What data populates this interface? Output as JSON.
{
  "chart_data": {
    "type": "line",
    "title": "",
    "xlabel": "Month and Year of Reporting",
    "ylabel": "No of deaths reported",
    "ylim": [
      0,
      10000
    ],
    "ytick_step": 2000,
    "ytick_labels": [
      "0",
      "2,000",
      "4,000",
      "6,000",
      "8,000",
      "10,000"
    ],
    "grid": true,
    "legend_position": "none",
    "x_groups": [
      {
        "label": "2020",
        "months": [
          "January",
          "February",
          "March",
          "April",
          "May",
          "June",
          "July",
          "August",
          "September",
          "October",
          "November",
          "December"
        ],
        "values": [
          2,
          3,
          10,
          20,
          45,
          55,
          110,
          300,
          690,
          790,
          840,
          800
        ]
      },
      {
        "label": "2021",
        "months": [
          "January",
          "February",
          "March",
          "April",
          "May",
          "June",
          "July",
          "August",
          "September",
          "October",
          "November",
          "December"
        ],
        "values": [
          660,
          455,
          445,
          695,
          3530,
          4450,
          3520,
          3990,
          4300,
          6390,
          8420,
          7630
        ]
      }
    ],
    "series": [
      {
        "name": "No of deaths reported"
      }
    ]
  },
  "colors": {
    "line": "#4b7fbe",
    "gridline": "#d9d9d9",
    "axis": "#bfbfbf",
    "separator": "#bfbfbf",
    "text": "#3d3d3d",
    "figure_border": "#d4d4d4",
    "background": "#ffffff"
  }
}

======

**Work to complete**
Retype every entry above, word for word.

**Complete output**
What data populates this interface? Output as JSON.
{
  "chart_data": {
    "type": "line",
    "title": "",
    "xlabel": "Month and Year of Reporting",
    "ylabel": "No of deaths reported",
    "ylim": [
      0,
      10000
    ],
    "ytick_step": 2000,
    "ytick_labels": [
      "0",
      "2,000",
      "4,000",
      "6,000",
      "8,000",
      "10,000"
    ],
    "grid": true,
    "legend_position": "none",
    "x_groups": [
      {
        "label": "2020",
        "months": [
          "January",
          "February",
          "March",
          "April",
          "May",
          "June",
          "July",
          "August",
          "September",
          "October",
          "November",
          "December"
        ],
        "values": [
          2,
          3,
          10,
          20,
          45,
          55,
          110,
          300,
          690,
          790,
          840,
          800
        ]
      },
      {
        "label": "2021",
        "months": [
          "January",
          "February",
          "March",
          "April",
          "May",
          "June",
          "July",
          "August",
          "September",
          "October",
          "November",
          "December"
        ],
        "values": [
          660,
          455,
          445,
          695,
          3530,
          4450,
          3520,
          3990,
          4300,
          6390,
          8420,
          7630
        ]
      }
    ],
    "series": [
      {
        "name": "No of deaths reported"
      }
    ]
  },
  "colors": {
    "line": "#4b7fbe",
    "gridline": "#d9d9d9",
    "axis": "#bfbfbf",
    "separator": "#bfbfbf",
    "text": "#3d3d3d",
    "figure_border": "#d4d4d4",
    "background": "#ffffff"
  }
}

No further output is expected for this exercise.